▶ [Instructions for the task] Go through the records that follow and tally the lines with "applied" in them; answer with the number alone.

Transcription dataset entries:
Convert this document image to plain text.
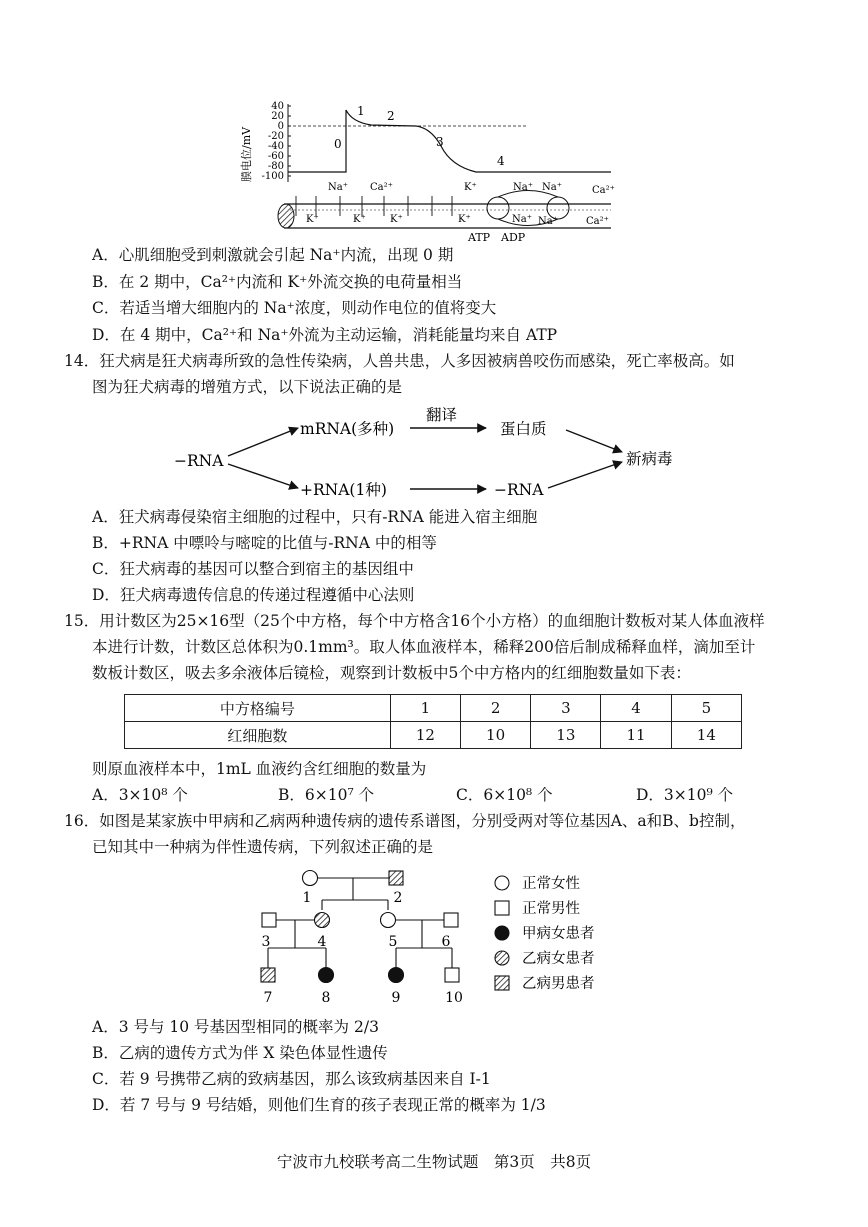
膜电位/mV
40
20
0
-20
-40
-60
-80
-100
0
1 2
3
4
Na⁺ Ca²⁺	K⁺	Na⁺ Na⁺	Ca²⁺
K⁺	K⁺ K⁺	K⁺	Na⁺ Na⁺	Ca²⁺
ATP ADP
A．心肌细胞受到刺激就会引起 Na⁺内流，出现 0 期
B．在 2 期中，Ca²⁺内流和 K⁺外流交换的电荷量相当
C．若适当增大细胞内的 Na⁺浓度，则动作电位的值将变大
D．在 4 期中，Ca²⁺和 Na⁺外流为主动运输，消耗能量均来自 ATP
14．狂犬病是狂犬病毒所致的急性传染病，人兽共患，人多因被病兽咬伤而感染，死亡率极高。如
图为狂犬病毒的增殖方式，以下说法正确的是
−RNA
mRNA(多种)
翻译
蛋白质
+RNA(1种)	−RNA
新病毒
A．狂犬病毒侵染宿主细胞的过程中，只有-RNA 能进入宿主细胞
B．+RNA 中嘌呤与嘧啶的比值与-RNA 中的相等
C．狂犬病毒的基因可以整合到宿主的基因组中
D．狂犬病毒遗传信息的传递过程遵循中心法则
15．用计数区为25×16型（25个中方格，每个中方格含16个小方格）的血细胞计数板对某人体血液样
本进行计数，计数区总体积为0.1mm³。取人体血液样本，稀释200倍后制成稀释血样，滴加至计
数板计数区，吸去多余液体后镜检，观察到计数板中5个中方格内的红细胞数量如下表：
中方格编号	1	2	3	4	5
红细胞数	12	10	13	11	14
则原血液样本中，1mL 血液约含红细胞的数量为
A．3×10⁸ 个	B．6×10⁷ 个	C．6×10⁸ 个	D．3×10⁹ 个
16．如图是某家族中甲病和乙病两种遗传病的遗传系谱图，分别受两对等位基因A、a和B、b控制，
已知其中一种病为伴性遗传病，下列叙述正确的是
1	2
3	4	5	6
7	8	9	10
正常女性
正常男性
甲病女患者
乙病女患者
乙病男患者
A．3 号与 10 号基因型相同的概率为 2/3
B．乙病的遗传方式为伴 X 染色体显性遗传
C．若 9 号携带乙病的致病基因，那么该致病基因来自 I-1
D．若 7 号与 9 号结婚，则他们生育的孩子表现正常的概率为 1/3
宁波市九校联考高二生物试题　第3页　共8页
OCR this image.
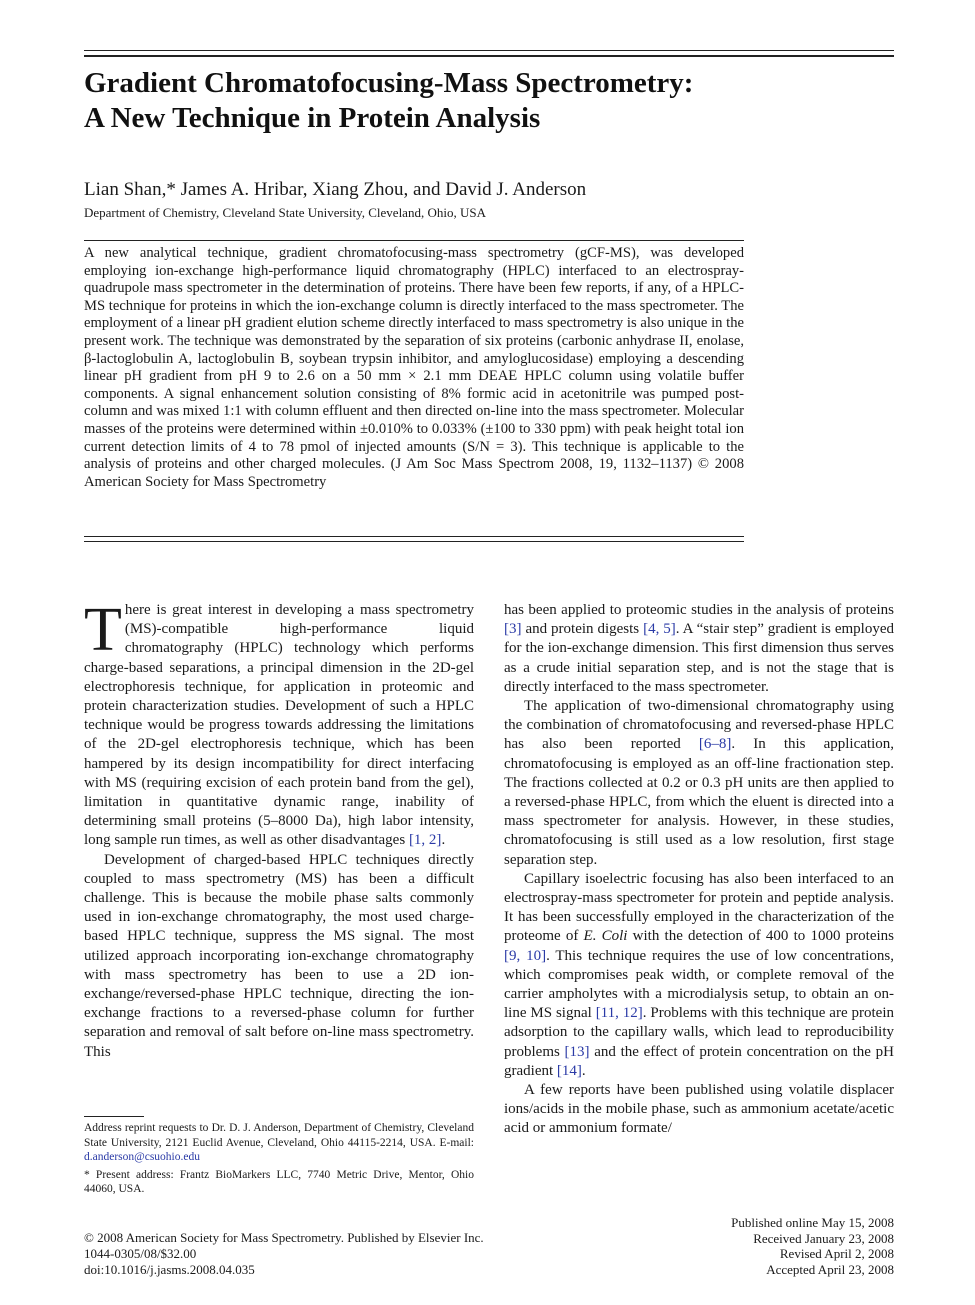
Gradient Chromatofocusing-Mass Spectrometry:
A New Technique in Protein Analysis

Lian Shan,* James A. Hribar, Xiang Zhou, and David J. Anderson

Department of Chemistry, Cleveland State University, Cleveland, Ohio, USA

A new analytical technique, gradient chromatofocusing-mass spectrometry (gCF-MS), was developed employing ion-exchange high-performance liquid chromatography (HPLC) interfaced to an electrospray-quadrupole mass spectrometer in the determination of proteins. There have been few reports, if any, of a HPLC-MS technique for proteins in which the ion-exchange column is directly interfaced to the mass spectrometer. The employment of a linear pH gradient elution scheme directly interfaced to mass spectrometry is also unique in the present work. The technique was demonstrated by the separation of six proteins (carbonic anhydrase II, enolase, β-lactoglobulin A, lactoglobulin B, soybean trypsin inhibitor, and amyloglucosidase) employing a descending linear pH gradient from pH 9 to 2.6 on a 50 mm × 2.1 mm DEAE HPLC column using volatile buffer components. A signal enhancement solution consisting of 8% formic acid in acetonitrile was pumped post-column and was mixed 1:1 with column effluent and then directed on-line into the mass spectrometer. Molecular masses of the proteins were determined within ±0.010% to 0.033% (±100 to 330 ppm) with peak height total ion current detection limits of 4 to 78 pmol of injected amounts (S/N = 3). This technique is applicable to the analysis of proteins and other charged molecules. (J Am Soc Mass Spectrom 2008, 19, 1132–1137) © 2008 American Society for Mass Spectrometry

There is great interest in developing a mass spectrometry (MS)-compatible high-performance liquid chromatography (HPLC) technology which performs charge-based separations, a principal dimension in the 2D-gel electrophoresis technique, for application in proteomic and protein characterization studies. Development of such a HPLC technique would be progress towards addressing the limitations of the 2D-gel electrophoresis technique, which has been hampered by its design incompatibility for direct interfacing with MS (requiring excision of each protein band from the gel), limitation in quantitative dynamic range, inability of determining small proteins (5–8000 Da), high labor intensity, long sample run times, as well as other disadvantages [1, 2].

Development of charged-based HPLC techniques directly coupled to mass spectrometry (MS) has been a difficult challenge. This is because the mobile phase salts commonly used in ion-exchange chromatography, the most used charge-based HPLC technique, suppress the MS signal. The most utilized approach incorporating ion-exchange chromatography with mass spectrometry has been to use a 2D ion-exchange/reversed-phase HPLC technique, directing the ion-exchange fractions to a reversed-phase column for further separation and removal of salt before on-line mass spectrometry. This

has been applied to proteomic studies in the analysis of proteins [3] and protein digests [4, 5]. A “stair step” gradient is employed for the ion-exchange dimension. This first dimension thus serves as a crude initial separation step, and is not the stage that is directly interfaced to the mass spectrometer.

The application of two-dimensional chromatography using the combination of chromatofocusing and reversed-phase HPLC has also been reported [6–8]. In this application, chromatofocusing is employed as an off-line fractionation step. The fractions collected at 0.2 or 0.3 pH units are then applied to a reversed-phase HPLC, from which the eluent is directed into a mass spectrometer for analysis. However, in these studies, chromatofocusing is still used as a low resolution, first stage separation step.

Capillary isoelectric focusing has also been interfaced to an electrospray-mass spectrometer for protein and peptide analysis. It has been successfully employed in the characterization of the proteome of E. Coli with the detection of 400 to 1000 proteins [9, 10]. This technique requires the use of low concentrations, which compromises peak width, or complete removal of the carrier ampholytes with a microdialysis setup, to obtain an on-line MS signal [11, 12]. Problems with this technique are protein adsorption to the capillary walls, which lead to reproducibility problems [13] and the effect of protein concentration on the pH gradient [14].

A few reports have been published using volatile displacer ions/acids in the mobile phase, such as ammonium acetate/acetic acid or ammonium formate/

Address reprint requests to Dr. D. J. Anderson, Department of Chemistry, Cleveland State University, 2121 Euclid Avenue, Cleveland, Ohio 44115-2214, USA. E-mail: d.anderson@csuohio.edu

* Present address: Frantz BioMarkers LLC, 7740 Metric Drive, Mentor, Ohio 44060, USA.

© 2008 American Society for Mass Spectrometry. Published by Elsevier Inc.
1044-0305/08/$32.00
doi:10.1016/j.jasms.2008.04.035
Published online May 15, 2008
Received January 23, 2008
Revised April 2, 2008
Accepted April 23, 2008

▶ [Task result] 2